In the material below, the lines containing the word "rmse" are required; copy each of them.

+ + +

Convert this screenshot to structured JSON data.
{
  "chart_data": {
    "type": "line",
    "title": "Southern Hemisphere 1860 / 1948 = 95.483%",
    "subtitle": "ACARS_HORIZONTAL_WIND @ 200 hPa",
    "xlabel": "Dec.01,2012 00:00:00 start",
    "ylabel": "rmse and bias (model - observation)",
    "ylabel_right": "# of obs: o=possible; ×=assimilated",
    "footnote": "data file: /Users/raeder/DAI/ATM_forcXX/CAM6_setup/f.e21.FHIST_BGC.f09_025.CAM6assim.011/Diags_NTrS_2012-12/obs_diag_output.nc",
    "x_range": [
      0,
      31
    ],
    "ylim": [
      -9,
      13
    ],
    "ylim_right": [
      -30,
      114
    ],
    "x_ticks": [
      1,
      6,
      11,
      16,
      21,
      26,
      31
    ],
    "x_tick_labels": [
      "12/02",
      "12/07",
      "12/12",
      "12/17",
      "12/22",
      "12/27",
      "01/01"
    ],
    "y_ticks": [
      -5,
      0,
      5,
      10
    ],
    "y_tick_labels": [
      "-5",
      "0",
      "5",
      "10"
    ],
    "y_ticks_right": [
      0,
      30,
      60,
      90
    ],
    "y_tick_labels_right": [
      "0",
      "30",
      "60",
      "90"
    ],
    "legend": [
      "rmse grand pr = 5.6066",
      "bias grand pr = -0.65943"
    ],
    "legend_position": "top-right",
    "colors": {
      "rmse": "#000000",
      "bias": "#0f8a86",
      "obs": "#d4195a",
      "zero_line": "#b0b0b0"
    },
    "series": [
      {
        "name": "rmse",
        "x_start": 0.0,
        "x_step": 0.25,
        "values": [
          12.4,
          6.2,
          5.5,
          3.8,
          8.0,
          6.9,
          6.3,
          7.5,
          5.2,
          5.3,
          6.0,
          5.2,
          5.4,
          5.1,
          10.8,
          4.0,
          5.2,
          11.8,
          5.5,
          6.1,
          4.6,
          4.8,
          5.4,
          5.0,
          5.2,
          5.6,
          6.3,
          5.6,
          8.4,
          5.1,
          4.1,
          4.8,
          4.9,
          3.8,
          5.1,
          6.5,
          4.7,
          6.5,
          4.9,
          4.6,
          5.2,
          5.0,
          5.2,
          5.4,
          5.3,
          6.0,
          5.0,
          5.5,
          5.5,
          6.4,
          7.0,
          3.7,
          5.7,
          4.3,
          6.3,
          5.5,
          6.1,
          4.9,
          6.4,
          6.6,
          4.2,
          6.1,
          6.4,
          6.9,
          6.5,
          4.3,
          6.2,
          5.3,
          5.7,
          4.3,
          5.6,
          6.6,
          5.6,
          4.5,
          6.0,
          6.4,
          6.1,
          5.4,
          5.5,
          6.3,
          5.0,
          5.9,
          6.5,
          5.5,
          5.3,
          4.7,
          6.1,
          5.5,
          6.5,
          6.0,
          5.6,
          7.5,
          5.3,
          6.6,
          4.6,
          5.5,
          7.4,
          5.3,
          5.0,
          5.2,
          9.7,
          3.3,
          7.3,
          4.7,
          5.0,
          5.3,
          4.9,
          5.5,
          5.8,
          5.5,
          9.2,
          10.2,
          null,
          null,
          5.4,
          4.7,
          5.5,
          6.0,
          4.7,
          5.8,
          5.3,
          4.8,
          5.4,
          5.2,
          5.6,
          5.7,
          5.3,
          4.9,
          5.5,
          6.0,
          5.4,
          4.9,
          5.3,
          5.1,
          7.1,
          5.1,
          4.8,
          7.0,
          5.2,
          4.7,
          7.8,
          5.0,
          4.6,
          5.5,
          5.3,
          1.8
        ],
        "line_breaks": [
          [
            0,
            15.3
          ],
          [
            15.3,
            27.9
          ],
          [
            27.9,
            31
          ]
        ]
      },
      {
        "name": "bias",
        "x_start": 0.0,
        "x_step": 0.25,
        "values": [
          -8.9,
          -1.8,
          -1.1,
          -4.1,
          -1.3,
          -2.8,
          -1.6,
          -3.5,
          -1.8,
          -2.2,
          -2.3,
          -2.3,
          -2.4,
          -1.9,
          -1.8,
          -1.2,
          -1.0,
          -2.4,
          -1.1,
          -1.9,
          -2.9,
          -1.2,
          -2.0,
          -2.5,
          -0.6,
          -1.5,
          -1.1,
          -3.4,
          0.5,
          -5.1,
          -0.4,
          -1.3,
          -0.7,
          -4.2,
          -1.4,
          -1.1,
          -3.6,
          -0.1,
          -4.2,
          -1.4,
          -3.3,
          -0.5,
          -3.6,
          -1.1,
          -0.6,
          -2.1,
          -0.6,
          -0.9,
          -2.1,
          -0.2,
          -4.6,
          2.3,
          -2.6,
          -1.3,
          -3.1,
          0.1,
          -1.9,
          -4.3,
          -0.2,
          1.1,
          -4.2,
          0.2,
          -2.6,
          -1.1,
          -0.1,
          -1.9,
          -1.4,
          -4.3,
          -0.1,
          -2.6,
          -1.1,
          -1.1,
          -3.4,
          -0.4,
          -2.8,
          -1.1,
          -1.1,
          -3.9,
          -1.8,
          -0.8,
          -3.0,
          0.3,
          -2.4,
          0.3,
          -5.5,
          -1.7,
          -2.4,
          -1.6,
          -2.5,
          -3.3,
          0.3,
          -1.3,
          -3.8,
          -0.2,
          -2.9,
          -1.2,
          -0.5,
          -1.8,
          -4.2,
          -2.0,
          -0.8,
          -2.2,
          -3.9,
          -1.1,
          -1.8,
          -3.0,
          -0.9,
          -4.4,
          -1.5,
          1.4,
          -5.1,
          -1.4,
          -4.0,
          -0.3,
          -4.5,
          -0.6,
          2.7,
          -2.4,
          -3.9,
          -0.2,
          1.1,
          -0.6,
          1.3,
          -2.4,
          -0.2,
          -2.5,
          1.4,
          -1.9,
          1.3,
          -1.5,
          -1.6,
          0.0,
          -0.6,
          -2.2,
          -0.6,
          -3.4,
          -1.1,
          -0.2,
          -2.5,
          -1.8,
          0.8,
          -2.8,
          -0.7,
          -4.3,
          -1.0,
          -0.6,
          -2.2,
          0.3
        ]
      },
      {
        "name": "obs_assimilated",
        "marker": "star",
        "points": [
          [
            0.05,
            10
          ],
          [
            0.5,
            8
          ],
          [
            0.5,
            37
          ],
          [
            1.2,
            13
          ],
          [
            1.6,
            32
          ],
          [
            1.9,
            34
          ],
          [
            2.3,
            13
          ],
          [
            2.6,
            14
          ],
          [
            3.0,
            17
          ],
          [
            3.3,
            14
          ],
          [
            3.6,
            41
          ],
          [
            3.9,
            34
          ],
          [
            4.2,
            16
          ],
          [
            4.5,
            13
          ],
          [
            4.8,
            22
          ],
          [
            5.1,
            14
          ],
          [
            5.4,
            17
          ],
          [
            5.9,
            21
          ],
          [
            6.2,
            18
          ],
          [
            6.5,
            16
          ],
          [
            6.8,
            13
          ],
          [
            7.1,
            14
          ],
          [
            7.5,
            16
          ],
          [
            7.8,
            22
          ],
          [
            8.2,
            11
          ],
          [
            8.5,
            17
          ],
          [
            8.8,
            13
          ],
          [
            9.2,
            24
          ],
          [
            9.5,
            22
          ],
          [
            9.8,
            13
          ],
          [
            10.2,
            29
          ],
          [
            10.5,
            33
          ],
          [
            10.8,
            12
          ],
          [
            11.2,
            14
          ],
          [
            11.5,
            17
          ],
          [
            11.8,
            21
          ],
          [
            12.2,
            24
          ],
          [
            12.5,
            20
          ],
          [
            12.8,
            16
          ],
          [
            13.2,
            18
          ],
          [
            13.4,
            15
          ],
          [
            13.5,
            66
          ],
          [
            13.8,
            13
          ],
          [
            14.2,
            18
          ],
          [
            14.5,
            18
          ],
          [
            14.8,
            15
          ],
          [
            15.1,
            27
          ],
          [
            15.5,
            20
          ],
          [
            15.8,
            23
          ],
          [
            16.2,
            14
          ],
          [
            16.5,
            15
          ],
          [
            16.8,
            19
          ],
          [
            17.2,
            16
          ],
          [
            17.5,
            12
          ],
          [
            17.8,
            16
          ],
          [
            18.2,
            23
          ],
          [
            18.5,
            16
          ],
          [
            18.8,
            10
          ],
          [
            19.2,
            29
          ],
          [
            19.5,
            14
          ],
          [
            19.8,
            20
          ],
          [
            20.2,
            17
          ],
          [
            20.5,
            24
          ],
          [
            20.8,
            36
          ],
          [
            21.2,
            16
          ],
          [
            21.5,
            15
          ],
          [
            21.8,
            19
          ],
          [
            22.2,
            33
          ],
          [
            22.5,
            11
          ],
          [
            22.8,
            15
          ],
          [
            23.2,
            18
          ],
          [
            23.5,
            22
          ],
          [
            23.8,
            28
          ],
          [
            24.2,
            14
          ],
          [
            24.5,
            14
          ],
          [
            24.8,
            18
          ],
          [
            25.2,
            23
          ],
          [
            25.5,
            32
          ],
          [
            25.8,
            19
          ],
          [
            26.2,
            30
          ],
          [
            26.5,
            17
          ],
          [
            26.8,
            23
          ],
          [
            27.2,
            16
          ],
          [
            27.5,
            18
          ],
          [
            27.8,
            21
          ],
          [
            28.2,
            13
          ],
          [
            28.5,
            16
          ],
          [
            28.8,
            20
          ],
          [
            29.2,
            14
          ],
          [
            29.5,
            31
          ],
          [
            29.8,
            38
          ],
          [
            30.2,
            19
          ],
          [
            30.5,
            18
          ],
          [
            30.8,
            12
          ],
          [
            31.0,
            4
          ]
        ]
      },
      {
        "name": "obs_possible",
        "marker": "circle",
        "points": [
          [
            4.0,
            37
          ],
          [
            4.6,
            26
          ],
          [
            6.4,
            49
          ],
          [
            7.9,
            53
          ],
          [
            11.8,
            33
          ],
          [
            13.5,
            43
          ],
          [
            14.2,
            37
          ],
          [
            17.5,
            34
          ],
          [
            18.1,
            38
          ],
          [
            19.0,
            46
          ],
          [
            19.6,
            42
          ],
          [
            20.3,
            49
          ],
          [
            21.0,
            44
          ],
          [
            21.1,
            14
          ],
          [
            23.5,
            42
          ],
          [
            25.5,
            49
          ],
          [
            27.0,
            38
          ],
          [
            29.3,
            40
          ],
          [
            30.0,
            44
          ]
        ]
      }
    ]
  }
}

+ + +

Finished answer:
    "ylabel": "rmse and bias (model - observation)",
      "rmse grand pr = 5.6066",
      "rmse": "#000000",
        "name": "rmse",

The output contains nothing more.